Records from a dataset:

□ □ □ □ □ □ □

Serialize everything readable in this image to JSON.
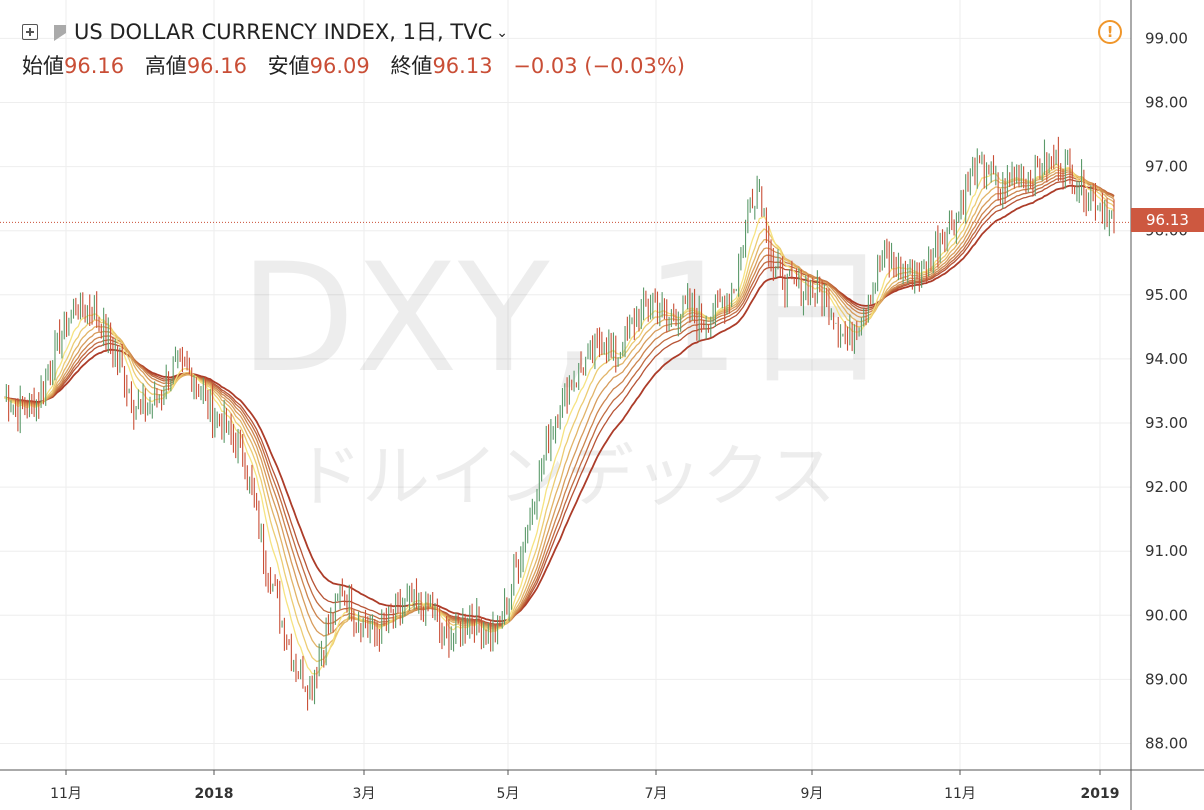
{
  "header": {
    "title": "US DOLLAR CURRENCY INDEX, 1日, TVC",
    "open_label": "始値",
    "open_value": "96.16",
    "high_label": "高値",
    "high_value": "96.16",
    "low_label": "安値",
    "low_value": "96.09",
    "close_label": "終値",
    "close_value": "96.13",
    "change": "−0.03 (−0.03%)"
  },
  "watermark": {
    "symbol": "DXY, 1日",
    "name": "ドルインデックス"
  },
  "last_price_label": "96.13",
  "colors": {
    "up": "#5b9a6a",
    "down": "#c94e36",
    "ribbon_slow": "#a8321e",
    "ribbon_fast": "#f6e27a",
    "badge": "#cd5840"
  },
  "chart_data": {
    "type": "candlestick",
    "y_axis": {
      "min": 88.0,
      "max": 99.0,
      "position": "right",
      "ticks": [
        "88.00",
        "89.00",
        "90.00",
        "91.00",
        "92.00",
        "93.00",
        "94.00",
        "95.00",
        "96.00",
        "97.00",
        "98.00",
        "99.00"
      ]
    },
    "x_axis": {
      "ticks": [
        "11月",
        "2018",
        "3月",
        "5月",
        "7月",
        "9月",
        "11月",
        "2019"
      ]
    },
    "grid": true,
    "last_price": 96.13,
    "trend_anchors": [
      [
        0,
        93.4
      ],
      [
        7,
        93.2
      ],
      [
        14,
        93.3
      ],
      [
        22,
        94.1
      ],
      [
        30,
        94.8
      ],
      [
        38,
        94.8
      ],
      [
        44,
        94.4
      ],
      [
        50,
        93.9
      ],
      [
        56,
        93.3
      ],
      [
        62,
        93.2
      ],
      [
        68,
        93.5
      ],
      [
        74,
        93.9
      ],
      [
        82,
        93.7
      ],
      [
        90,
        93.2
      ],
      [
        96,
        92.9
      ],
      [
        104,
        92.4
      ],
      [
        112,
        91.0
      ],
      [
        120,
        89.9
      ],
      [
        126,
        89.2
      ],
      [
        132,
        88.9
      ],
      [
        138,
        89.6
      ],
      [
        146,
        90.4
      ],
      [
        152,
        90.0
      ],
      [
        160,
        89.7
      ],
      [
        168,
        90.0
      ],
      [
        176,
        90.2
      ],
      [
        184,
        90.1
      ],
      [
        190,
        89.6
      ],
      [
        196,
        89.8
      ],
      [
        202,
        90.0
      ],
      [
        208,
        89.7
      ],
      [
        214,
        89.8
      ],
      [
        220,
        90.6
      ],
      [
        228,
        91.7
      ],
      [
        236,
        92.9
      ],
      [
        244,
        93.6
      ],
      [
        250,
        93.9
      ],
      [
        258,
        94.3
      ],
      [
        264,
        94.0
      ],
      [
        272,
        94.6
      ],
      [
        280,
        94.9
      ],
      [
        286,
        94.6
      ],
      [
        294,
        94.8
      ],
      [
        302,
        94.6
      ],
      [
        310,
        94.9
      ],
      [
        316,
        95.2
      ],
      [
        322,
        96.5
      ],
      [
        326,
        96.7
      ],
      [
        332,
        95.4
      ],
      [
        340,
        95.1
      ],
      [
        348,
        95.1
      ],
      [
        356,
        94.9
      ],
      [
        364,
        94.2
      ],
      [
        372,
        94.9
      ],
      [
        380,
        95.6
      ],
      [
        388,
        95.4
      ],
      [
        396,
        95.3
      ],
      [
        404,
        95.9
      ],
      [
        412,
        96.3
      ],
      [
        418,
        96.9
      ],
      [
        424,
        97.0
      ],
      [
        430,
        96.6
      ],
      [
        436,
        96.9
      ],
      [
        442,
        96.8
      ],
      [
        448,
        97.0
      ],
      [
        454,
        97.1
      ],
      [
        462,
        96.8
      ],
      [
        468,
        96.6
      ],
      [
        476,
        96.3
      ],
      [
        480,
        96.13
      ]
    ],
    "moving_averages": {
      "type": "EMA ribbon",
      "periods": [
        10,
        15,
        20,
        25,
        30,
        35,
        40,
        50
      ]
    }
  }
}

□ □ □ □ □ □ □

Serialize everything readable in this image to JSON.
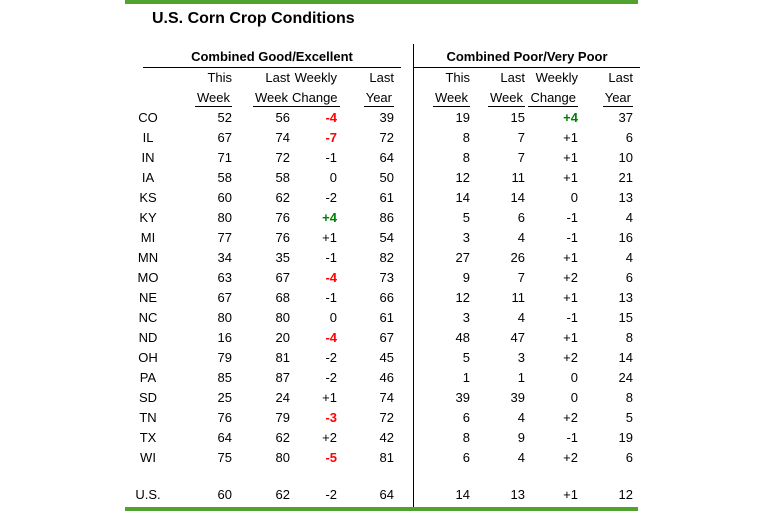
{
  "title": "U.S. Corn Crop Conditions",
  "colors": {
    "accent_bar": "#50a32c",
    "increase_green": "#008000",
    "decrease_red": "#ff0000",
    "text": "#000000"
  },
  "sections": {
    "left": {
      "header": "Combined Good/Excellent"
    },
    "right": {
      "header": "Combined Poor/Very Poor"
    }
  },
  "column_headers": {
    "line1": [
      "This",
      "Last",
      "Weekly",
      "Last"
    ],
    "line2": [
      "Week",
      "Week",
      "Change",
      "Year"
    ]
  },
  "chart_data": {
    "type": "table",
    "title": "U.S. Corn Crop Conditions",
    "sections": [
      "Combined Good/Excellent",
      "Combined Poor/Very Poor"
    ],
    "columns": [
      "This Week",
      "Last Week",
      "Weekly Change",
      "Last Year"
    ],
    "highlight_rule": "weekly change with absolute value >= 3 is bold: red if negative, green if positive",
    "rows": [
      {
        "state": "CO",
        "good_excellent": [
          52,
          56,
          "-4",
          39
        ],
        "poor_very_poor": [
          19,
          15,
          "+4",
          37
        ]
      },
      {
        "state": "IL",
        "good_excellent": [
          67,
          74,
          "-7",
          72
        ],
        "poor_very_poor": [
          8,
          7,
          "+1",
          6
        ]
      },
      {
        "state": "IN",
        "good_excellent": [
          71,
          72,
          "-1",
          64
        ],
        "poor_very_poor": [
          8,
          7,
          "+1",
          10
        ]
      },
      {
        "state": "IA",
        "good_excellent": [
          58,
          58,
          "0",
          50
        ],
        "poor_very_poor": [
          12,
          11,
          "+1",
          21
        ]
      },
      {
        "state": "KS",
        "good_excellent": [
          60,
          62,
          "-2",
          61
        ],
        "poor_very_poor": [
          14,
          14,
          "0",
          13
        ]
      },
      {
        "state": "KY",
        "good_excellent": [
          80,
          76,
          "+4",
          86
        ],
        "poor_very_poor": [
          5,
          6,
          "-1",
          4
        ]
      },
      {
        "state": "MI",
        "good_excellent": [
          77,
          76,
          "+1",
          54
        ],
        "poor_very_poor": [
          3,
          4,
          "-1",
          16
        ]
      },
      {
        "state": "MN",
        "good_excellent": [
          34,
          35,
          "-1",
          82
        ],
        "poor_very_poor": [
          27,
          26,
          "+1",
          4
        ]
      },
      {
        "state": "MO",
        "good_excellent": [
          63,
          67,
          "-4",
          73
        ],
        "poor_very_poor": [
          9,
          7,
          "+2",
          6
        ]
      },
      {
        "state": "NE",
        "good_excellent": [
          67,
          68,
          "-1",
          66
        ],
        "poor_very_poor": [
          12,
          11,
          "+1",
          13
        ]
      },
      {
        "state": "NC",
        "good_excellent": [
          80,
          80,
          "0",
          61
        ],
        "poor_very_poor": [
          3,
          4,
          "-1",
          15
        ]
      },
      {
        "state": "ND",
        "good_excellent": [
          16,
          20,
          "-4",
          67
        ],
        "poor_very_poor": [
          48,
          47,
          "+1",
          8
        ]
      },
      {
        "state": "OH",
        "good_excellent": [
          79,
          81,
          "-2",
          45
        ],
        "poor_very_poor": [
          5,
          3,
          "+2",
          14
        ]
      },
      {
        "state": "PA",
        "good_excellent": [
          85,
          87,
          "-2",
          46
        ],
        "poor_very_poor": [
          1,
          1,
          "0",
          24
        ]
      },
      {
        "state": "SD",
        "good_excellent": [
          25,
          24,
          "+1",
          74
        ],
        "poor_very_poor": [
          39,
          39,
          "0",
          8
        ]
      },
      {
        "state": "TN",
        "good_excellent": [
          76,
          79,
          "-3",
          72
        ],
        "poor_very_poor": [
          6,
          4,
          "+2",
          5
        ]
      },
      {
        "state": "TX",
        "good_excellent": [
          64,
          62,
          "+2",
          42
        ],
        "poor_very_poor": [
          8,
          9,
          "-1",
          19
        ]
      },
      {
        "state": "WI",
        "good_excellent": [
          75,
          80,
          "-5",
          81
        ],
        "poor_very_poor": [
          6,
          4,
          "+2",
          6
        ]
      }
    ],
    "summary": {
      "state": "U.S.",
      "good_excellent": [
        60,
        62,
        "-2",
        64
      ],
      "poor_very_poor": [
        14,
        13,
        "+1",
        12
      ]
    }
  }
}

□ □ □ □ □ □ □

__GOAL OF THE EXERCISE__. Among the lines above, count those containing the word "Corn" and give nothing but the result.

__SOLUTION TO THIS TASK__. 2